> _EXTRACT_:
++++++++
These connective technologies have been pushed out by what Audrey Watters describes as a ‘content-delivery model’. On loc 2256 of her The Monsters of Educational Technology, she describes what it is like to be on the receiving end of such a model, having content delivered to you as a distance learner:
Receiving this box of materials in the mail was a literalization of the idea that education involves “content delivery.” That is, the courseware for Intro to Statistics was quite literally delivered to my doorstep. I’d insert the videotapes into the VCR, and the content would be delivered to my living room and purportedly into my brain. “Content delivery” is not always quite so literally enacted, of course, but it’s still the paradigm education largely operates within. This is not a new paradigm, of course. But for me this was the moment –looking with frustration at this this box of videotapes –in which I realized that that’s what education privileges. Whether it’s in a textbook or in a video-taped lecture, it’s long been the content that matters most in school. The content is central. It’s what you go to school to be exposed to. Content. The student must study it, comprehend it, and demonstrate that in turn for the teacher. That is what we expect an education to do, to be: the acquisition of content that becomes transmogrified into knowledge. (The focus is certain content, of course and thus certain knowledge –that which has been decreed significant by a host of institutional, cultural, historical, political, intellectual forces.)
++++++++
> _APPLY WHAT YOU READ_:
A – List the forces that the content-delivery extract says decree which content is significant.
B – Please carry on the passage about the content-delivery model of education, picking up after its final sentence.
++++++++
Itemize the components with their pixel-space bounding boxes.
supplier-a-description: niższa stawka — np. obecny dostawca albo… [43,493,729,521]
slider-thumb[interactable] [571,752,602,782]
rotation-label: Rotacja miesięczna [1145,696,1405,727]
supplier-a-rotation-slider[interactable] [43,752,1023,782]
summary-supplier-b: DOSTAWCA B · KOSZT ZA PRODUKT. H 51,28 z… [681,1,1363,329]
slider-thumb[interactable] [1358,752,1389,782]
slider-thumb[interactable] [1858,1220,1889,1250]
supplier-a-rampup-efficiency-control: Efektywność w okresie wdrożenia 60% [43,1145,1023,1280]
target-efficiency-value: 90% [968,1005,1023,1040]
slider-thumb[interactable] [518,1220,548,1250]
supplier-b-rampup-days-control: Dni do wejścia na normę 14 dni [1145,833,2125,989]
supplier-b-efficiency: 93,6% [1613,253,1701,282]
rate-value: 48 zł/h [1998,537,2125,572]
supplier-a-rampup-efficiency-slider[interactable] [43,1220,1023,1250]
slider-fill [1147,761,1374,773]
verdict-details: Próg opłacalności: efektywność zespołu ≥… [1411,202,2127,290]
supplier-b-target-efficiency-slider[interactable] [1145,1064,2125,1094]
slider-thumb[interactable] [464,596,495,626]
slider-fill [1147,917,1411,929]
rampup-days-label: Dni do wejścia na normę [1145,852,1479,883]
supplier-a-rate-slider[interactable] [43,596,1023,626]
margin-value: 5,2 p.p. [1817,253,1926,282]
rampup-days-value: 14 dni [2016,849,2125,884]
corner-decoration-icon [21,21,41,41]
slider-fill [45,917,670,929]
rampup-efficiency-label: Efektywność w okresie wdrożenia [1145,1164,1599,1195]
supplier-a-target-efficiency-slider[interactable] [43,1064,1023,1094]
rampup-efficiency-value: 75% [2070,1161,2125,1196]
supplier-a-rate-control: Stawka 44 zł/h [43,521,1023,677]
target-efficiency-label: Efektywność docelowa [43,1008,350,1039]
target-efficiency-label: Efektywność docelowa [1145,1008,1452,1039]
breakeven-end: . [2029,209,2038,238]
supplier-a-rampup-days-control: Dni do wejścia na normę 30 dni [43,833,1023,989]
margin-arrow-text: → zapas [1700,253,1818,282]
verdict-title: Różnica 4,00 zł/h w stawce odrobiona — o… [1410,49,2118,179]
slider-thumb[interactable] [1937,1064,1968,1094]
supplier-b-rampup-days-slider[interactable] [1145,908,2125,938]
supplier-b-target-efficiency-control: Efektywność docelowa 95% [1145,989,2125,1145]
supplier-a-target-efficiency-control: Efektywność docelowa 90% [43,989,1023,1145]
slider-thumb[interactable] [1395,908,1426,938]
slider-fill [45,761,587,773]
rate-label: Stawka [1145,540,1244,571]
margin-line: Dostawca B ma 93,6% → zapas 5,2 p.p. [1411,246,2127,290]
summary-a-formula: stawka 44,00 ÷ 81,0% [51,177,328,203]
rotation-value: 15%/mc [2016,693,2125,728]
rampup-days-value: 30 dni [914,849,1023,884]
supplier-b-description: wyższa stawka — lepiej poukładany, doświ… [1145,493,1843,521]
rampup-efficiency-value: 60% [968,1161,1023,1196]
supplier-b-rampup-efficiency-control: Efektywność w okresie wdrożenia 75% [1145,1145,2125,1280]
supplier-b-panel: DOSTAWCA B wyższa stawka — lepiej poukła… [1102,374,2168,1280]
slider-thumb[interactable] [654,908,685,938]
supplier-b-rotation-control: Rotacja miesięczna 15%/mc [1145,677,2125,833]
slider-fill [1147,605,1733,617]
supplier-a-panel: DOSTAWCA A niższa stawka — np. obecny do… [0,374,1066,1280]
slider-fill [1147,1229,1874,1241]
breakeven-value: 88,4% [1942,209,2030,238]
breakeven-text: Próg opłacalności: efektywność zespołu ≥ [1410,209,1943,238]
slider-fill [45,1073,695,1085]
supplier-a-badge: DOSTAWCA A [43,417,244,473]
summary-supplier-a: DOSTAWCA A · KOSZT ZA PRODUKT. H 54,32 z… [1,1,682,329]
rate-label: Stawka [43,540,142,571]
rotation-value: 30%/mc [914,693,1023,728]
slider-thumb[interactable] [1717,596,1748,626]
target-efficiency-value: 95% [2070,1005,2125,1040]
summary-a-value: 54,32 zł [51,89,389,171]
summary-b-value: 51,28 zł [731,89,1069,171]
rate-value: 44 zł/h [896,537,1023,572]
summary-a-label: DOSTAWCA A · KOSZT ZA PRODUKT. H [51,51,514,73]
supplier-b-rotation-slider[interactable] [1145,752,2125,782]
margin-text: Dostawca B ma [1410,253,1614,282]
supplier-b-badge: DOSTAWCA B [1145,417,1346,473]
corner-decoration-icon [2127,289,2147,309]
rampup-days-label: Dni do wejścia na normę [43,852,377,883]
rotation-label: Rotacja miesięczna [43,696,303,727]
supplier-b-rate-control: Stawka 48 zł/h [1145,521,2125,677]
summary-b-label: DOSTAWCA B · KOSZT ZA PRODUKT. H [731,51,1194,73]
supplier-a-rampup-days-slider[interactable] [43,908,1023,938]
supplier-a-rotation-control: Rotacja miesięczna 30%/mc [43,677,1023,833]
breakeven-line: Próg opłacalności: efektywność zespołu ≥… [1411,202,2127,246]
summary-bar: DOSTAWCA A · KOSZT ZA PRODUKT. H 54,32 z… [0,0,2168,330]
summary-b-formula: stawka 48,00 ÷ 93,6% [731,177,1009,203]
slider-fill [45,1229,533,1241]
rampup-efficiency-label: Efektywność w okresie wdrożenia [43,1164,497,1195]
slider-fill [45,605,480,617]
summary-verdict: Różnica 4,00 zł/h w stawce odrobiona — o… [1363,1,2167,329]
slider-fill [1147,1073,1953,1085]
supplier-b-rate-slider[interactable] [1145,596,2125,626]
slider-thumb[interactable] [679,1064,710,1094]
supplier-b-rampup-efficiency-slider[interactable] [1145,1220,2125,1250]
++++++++
> _RESULTS_:
A – institutional, cultural, historical, political, intellectual

B –
The MOOC dresses up the most uninspiring and uninspired aspects of actually existing educational initiatives in the cloak of technological progress. As Bady puts it, these start-ups “aim to do exactly the same thing that traditional courses have always done—transfer course content from expert to student—only to do so massively more cheaply and on a much larger scale”. These are technologies of modernisation rather than progress, intended to lock in existing arrangements in a way that disempowers those who might impede their smooth operation. They are technologies of scale and control, masquerading as tools of liberation. They represent, as Audrey Watters puts it on loc 3443, a trojan horse which we need to resist:
Education technology is the Trojan Horse poised to dismantle public education, to outsource and unbundle and disrupt and destroy. Those who tell you that education technology promises personalization don’t actually care about student autonomy or agency. They want surveillance and standardization and control. You have been warned. Education technology is full of monsters. We’ve given birth to some of them. We’ve given birth to the “everyone should learn to code” narrative. We’ve given birth to the “everyone should be online” story too. We’ve demanded that everyone have their own device. Education technology requires our love and our care so as to not become even more monstrous, so that it can become marvelous instead. It demands we resist and we fight and we build and tell a different story. Folks like Seymour Papert started a powerful storytelling for us. We just need to pick up that tale.
But doing so effectively necessitates unpacking the technology, the interests expressed through it and the context within which these are being pursued. We can still reclaim educational technology, but doing so necessitates that we don’t condemn technology by the uses to which it is being put.